Copy every line of the records below word for word, leaving out the pictures.

Records from a dataset
* * * *
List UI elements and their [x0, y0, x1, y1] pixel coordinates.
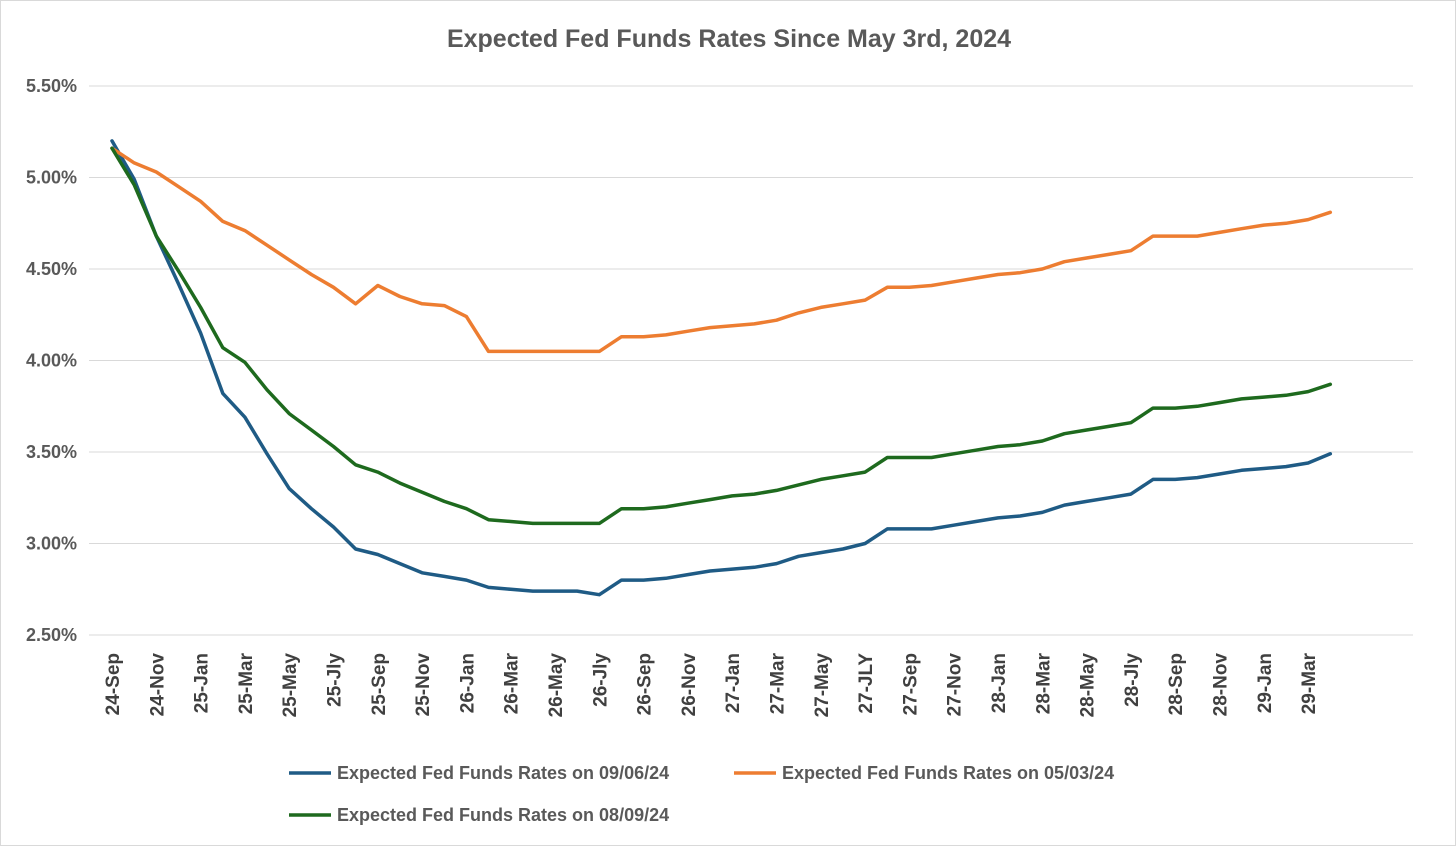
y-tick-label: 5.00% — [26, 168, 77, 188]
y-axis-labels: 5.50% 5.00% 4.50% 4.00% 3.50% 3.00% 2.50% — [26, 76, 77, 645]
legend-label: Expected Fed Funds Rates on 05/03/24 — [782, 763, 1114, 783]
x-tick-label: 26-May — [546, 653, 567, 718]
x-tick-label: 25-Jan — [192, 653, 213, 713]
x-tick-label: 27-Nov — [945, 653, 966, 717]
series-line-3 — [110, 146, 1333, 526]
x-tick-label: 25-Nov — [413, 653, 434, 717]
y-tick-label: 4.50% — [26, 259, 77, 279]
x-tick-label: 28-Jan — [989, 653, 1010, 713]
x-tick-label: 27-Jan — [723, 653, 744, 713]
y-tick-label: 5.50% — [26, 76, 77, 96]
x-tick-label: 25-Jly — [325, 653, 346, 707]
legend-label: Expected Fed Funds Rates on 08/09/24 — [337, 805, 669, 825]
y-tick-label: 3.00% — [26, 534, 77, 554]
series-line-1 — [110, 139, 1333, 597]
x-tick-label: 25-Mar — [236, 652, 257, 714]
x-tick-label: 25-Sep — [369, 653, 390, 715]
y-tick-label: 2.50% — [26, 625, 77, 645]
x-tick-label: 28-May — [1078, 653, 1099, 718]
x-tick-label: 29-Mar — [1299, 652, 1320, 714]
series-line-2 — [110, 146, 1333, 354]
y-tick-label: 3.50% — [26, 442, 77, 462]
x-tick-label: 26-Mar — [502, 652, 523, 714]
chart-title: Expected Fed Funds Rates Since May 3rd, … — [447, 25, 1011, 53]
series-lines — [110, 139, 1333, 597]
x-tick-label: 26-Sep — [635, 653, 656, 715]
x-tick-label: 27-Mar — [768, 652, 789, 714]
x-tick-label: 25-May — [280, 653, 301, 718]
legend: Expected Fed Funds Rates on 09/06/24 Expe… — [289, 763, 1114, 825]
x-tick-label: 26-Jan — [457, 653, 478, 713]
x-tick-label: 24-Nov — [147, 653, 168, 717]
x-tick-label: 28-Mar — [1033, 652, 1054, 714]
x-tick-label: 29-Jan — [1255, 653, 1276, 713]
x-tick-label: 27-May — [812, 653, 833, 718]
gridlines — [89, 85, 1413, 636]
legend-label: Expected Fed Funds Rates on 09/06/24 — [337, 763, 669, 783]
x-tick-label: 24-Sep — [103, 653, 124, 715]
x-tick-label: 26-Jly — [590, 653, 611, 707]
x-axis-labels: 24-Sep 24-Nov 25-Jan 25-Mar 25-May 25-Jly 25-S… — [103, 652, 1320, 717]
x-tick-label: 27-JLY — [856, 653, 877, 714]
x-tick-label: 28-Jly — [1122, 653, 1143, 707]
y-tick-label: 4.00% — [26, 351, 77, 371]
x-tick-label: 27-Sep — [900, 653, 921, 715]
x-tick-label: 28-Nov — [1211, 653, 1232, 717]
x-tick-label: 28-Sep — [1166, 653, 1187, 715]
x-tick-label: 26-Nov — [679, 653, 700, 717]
* * * *
**Task output**.
List UI elements and their [x0, y0, x1, y1] pixel coordinates.
y-tick-label: 5.00% — [26, 168, 77, 188]
y-axis-labels: 5.50% 5.00% 4.50% 4.00% 3.50% 3.00% 2.50% — [26, 76, 77, 645]
legend-label: Expected Fed Funds Rates on 05/03/24 — [782, 763, 1114, 783]
x-tick-label: 26-May — [546, 653, 567, 718]
x-tick-label: 25-Jan — [192, 653, 213, 713]
x-tick-label: 27-Nov — [945, 653, 966, 717]
series-line-3 — [110, 146, 1333, 526]
x-tick-label: 25-Nov — [413, 653, 434, 717]
y-tick-label: 4.50% — [26, 259, 77, 279]
x-tick-label: 28-Jan — [989, 653, 1010, 713]
x-tick-label: 27-Jan — [723, 653, 744, 713]
y-tick-label: 5.50% — [26, 76, 77, 96]
x-tick-label: 25-Jly — [325, 653, 346, 707]
legend-label: Expected Fed Funds Rates on 08/09/24 — [337, 805, 669, 825]
y-tick-label: 3.00% — [26, 534, 77, 554]
series-line-1 — [110, 139, 1333, 597]
x-tick-label: 25-Mar — [236, 652, 257, 714]
x-tick-label: 25-Sep — [369, 653, 390, 715]
y-tick-label: 2.50% — [26, 625, 77, 645]
x-tick-label: 28-May — [1078, 653, 1099, 718]
x-tick-label: 29-Mar — [1299, 652, 1320, 714]
series-line-2 — [110, 146, 1333, 354]
y-tick-label: 3.50% — [26, 442, 77, 462]
x-tick-label: 26-Mar — [502, 652, 523, 714]
chart-title: Expected Fed Funds Rates Since May 3rd, … — [447, 25, 1011, 53]
series-lines — [110, 139, 1333, 597]
x-tick-label: 26-Sep — [635, 653, 656, 715]
x-tick-label: 27-Mar — [768, 652, 789, 714]
x-tick-label: 25-May — [280, 653, 301, 718]
legend: Expected Fed Funds Rates on 09/06/24 Expe… — [289, 763, 1114, 825]
x-tick-label: 26-Jan — [457, 653, 478, 713]
x-tick-label: 24-Nov — [147, 653, 168, 717]
x-tick-label: 28-Mar — [1033, 652, 1054, 714]
x-tick-label: 29-Jan — [1255, 653, 1276, 713]
x-tick-label: 27-May — [812, 653, 833, 718]
gridlines — [89, 85, 1413, 636]
legend-label: Expected Fed Funds Rates on 09/06/24 — [337, 763, 669, 783]
x-tick-label: 24-Sep — [103, 653, 124, 715]
x-tick-label: 26-Jly — [590, 653, 611, 707]
x-axis-labels: 24-Sep 24-Nov 25-Jan 25-Mar 25-May 25-Jly 25-S… — [103, 652, 1320, 717]
x-tick-label: 27-JLY — [856, 653, 877, 714]
x-tick-label: 28-Jly — [1122, 653, 1143, 707]
y-tick-label: 4.00% — [26, 351, 77, 371]
x-tick-label: 27-Sep — [900, 653, 921, 715]
x-tick-label: 28-Nov — [1211, 653, 1232, 717]
x-tick-label: 28-Sep — [1166, 653, 1187, 715]
x-tick-label: 26-Nov — [679, 653, 700, 717]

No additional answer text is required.